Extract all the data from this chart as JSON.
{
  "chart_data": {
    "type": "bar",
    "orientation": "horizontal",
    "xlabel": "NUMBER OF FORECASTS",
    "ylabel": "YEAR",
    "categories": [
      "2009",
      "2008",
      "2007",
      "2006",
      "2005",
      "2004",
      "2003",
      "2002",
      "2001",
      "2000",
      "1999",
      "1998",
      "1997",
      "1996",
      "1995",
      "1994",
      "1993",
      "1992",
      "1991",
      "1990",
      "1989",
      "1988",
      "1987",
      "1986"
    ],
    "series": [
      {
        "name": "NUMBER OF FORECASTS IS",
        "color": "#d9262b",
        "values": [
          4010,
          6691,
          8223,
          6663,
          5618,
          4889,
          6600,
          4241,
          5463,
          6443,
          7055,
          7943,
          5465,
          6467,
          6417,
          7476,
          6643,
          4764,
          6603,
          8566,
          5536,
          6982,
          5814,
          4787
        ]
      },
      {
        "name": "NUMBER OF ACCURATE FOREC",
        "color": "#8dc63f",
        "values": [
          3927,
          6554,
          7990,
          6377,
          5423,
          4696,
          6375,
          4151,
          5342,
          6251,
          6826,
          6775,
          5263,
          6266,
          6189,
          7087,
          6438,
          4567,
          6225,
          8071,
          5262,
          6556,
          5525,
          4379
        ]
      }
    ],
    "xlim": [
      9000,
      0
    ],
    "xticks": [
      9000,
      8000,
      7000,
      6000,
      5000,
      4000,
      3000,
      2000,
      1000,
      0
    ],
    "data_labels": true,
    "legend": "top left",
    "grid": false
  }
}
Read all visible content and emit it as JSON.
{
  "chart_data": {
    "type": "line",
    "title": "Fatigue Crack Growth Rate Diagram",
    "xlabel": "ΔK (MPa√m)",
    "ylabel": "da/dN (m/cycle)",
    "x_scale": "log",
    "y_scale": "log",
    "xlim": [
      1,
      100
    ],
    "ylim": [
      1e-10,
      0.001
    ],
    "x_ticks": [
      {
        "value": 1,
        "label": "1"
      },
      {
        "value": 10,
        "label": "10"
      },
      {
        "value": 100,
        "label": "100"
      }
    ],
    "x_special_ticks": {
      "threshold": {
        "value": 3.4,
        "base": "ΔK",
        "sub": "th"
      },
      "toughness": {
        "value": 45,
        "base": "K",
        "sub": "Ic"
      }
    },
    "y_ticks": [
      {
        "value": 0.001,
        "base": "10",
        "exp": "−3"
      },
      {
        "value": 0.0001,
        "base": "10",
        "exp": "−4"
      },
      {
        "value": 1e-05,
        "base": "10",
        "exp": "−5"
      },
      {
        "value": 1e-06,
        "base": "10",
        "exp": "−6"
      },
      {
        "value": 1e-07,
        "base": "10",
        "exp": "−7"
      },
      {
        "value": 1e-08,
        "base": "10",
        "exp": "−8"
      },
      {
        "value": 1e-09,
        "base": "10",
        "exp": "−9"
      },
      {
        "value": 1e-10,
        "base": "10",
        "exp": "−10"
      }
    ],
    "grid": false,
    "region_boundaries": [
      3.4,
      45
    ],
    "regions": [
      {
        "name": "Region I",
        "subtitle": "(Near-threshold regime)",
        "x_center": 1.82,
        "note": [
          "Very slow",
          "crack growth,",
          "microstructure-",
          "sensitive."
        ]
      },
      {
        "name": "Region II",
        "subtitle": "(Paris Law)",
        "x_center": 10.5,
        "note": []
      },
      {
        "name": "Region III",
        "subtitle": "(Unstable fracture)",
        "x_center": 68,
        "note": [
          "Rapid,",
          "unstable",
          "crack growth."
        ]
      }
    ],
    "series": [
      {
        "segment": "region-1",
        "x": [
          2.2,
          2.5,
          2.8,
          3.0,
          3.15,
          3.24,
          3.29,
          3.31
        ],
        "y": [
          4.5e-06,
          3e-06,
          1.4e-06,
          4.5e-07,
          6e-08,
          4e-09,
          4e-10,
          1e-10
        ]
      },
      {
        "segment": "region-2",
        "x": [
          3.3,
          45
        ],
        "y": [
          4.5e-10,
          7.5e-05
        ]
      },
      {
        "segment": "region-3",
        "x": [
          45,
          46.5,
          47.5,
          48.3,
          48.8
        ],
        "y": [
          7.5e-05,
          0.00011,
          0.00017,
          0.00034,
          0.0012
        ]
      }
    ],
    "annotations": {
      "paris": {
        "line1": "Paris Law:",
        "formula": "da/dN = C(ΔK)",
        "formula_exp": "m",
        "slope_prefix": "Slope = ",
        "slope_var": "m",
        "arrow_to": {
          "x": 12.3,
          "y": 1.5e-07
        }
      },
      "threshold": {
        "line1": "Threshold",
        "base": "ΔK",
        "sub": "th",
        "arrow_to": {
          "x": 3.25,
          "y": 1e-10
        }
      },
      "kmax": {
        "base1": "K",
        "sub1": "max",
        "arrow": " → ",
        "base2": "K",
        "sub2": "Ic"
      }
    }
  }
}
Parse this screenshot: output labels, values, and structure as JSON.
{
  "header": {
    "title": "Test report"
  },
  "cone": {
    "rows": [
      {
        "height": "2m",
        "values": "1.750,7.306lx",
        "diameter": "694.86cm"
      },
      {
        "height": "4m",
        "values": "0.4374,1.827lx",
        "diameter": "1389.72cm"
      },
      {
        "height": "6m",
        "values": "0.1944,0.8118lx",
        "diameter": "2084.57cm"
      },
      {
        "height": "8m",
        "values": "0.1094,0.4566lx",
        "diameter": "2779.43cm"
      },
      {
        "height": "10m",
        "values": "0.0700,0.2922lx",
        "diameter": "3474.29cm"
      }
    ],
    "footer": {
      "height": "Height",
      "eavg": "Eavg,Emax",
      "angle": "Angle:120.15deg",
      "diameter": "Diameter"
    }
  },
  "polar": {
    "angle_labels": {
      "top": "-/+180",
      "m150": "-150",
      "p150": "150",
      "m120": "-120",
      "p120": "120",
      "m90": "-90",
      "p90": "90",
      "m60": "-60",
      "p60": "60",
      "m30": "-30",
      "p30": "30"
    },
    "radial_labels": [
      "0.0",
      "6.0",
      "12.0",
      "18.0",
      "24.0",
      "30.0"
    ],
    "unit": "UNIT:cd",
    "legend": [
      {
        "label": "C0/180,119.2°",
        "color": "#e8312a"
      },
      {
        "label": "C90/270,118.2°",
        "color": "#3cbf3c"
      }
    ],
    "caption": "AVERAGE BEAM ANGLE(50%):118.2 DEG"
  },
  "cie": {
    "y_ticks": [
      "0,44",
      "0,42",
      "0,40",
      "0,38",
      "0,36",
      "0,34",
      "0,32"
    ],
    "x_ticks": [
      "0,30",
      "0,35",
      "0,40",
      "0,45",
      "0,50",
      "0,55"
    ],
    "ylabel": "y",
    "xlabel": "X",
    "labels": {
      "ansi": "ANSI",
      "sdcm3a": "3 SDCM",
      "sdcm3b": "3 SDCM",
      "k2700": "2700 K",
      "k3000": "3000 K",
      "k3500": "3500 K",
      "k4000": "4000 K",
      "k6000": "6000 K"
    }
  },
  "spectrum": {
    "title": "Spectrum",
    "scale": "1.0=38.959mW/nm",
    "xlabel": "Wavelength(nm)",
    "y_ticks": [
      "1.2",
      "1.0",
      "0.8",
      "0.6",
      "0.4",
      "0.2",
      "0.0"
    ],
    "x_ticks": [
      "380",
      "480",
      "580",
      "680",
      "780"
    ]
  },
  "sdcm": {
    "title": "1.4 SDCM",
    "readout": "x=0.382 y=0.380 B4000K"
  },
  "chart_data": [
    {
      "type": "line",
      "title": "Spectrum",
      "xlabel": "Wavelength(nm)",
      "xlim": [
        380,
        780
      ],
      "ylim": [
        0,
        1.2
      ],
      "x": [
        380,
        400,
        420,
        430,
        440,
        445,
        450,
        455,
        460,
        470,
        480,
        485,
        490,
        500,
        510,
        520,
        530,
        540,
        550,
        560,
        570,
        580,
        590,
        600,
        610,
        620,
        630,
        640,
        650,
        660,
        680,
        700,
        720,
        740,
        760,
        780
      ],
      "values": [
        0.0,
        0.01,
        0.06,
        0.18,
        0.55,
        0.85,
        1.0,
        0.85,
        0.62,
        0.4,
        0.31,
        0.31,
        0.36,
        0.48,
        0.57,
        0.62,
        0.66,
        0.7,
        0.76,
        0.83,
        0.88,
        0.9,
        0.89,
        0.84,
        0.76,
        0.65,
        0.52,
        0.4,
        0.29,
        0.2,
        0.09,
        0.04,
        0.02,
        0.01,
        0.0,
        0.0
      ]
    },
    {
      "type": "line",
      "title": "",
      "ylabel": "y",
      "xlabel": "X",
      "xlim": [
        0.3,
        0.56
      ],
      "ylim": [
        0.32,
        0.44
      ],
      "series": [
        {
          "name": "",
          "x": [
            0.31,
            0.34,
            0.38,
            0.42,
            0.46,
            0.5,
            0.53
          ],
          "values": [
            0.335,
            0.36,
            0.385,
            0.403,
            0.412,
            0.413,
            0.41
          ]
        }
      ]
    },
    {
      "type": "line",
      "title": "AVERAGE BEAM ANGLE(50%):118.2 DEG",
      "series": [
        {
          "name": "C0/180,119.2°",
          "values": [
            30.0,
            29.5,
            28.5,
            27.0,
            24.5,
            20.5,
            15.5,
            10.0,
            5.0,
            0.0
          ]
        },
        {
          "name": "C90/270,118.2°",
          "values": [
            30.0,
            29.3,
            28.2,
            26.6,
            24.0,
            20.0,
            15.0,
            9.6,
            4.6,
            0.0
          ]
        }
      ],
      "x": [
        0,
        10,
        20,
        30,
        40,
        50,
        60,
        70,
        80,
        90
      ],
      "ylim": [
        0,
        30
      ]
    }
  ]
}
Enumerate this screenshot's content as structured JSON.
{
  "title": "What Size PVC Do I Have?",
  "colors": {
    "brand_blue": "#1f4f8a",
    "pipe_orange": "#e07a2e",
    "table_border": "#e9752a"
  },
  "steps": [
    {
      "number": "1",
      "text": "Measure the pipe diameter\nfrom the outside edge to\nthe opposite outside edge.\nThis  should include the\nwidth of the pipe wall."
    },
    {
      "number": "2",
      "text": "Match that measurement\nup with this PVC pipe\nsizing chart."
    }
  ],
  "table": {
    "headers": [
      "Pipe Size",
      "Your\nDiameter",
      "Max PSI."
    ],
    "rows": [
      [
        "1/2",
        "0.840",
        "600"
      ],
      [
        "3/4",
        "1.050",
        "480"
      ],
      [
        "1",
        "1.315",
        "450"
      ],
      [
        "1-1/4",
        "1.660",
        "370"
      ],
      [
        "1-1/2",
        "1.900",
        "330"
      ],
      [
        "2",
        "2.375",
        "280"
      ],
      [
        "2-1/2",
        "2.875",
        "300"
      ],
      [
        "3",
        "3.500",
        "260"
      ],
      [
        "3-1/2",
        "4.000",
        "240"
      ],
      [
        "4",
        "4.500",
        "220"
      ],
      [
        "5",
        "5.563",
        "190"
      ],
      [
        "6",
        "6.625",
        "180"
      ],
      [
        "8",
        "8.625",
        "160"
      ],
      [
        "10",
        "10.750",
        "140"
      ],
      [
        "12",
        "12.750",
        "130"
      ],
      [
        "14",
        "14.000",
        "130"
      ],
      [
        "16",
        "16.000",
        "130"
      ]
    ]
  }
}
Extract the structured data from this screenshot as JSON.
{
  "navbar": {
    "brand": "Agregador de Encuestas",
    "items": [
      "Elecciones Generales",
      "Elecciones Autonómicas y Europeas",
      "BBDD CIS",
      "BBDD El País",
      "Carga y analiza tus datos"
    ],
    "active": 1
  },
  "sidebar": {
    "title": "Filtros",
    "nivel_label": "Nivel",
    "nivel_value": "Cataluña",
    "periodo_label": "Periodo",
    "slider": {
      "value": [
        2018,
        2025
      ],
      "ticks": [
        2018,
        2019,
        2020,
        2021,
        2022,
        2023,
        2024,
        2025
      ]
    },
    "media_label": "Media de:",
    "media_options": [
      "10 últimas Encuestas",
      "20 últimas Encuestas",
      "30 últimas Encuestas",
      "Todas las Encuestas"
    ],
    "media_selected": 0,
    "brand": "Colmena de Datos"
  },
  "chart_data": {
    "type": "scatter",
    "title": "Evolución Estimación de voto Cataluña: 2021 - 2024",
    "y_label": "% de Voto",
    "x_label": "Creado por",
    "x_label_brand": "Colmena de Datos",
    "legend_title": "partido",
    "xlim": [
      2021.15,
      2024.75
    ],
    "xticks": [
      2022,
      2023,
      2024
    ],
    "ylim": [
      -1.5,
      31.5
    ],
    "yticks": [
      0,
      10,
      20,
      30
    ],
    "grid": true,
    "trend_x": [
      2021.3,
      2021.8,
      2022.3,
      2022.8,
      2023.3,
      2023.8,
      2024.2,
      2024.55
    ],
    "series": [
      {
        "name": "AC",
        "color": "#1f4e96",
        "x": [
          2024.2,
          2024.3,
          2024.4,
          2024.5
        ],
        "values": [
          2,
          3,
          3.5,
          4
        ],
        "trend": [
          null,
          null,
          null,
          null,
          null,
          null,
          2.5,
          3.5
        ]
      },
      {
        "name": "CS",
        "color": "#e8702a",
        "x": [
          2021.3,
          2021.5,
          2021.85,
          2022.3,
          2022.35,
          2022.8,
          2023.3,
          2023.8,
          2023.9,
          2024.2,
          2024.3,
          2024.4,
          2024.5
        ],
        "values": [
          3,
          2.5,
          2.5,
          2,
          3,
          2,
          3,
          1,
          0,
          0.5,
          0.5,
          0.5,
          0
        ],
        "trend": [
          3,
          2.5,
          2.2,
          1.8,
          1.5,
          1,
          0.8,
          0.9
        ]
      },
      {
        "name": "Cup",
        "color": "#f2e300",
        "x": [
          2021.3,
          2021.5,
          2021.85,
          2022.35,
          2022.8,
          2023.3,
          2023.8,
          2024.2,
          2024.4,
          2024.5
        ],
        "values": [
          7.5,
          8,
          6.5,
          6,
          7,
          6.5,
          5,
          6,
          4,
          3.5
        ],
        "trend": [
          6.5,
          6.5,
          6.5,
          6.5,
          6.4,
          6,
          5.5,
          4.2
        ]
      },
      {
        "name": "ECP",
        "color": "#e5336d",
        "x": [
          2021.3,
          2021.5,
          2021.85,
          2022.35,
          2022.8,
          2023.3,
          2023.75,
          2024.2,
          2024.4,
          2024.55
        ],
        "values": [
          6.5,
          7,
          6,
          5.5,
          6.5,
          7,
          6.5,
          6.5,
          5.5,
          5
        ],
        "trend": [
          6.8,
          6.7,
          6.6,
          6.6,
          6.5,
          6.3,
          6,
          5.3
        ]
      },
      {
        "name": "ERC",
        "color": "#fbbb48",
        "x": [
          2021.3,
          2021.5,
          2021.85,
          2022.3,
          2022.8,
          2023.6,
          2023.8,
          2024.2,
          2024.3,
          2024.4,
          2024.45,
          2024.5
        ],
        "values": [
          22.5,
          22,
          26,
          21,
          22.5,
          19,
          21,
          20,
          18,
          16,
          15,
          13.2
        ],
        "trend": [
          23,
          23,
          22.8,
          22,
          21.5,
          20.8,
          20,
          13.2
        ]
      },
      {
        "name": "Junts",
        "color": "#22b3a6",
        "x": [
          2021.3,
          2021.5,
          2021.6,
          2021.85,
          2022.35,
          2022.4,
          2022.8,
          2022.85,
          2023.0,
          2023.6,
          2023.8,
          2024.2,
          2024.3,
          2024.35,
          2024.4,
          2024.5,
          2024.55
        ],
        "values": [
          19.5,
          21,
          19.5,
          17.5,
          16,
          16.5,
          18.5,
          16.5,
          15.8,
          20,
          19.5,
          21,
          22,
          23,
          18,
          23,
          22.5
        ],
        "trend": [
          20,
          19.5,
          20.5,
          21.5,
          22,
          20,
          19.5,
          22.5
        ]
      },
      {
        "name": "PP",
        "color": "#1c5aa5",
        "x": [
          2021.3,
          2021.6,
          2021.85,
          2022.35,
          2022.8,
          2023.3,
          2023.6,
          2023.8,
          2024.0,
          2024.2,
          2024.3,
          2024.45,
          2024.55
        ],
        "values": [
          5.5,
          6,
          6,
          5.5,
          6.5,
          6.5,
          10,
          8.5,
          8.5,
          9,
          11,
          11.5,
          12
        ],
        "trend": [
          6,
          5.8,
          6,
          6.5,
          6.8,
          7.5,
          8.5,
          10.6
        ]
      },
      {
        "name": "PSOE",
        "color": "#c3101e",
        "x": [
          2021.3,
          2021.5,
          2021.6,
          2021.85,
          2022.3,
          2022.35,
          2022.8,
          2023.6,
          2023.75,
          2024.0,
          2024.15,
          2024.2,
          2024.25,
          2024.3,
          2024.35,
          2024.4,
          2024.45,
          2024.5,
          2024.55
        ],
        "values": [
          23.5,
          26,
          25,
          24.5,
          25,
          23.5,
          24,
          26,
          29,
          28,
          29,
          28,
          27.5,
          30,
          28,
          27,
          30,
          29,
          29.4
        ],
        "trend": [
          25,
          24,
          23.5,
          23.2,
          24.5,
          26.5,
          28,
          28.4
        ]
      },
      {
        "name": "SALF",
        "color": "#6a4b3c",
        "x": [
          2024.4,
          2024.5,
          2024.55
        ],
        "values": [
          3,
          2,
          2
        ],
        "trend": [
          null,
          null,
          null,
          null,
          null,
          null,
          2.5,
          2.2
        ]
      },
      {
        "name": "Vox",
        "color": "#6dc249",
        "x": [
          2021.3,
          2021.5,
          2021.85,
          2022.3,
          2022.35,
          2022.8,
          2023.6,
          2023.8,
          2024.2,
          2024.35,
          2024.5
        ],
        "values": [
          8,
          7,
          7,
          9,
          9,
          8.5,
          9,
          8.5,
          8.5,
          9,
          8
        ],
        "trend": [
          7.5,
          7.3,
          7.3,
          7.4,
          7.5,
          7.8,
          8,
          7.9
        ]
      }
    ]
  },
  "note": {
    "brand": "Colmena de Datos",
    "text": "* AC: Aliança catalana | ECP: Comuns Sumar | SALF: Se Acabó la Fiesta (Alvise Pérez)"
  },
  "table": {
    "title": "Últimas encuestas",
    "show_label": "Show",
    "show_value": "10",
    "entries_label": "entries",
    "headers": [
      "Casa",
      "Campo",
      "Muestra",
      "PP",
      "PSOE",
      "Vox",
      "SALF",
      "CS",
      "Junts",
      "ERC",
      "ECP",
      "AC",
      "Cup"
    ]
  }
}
====
Look through the entries and return every line where "screenshot" appears.

Completed exercise:
Parse this screenshot: output labels, values, and structure as JSON.
Enumerate this screenshot's content as structured JSON.
Extract the structured data from this screenshot as JSON.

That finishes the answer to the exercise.